_EXERCISE BRIEF_. Each line that includes the string "icon" counts once; give the total and nothing else.

[Records from a data collection]
☆ ☆ ☆ ☆ ☆ ☆ ☆

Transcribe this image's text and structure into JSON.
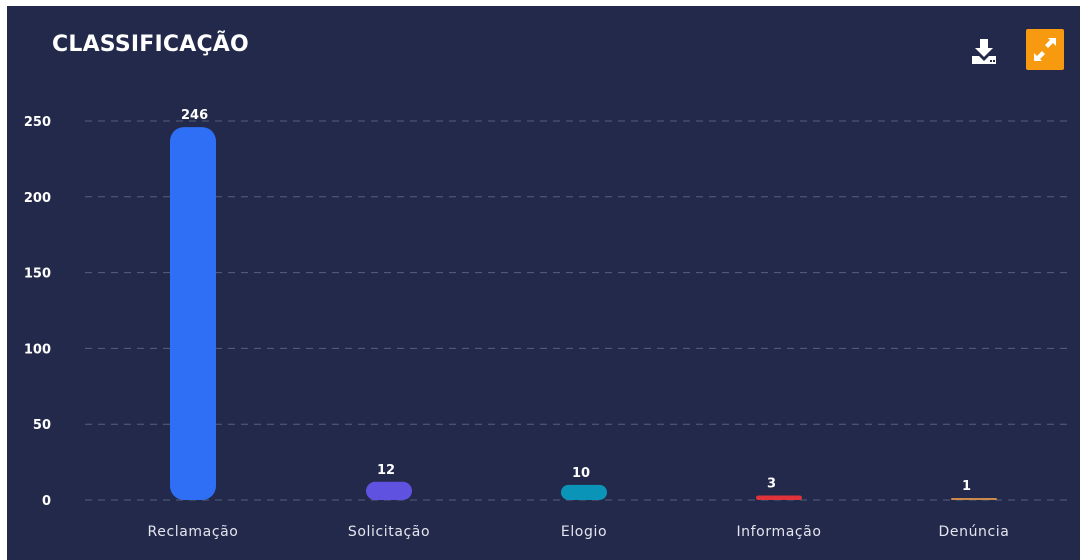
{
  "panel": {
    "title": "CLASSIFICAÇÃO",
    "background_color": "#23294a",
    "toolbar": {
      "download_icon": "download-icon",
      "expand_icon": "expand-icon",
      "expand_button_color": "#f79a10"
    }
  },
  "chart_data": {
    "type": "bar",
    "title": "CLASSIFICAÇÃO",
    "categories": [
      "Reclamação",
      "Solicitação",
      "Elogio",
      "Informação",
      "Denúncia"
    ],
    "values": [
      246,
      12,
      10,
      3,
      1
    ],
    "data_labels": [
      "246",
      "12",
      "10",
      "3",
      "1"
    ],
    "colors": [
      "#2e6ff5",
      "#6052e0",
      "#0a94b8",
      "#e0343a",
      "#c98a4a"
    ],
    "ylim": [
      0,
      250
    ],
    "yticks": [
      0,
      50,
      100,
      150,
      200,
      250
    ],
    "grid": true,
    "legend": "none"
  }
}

☆ ☆ ☆ ☆ ☆ ☆ ☆

_WRITTEN RESPONSE_. 2